Source records:
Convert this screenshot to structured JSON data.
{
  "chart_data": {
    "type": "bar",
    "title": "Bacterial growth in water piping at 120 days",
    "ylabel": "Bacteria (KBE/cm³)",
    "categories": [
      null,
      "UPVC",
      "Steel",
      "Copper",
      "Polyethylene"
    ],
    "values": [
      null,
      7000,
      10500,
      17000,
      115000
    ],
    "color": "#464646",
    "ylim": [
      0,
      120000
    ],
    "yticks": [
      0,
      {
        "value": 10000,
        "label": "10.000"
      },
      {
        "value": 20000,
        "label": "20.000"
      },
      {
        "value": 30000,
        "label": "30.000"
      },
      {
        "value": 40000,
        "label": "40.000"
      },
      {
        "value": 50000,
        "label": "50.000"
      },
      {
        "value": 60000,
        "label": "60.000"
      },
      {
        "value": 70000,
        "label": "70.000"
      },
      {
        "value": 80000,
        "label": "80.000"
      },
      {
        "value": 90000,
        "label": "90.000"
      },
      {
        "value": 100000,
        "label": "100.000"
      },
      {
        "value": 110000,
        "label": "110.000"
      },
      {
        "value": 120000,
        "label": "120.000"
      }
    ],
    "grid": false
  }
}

What to work on: Write all the records out again. Nothing may differ from the original.

Solution to this exercise:
Convert this screenshot to structured JSON data.
{
  "chart_data": {
    "type": "bar",
    "title": "Bacterial growth in water piping at 120 days",
    "ylabel": "Bacteria (KBE/cm³)",
    "categories": [
      null,
      "UPVC",
      "Steel",
      "Copper",
      "Polyethylene"
    ],
    "values": [
      null,
      7000,
      10500,
      17000,
      115000
    ],
    "color": "#464646",
    "ylim": [
      0,
      120000
    ],
    "yticks": [
      0,
      {
        "value": 10000,
        "label": "10.000"
      },
      {
        "value": 20000,
        "label": "20.000"
      },
      {
        "value": 30000,
        "label": "30.000"
      },
      {
        "value": 40000,
        "label": "40.000"
      },
      {
        "value": 50000,
        "label": "50.000"
      },
      {
        "value": 60000,
        "label": "60.000"
      },
      {
        "value": 70000,
        "label": "70.000"
      },
      {
        "value": 80000,
        "label": "80.000"
      },
      {
        "value": 90000,
        "label": "90.000"
      },
      {
        "value": 100000,
        "label": "100.000"
      },
      {
        "value": 110000,
        "label": "110.000"
      },
      {
        "value": 120000,
        "label": "120.000"
      }
    ],
    "grid": false
  }
}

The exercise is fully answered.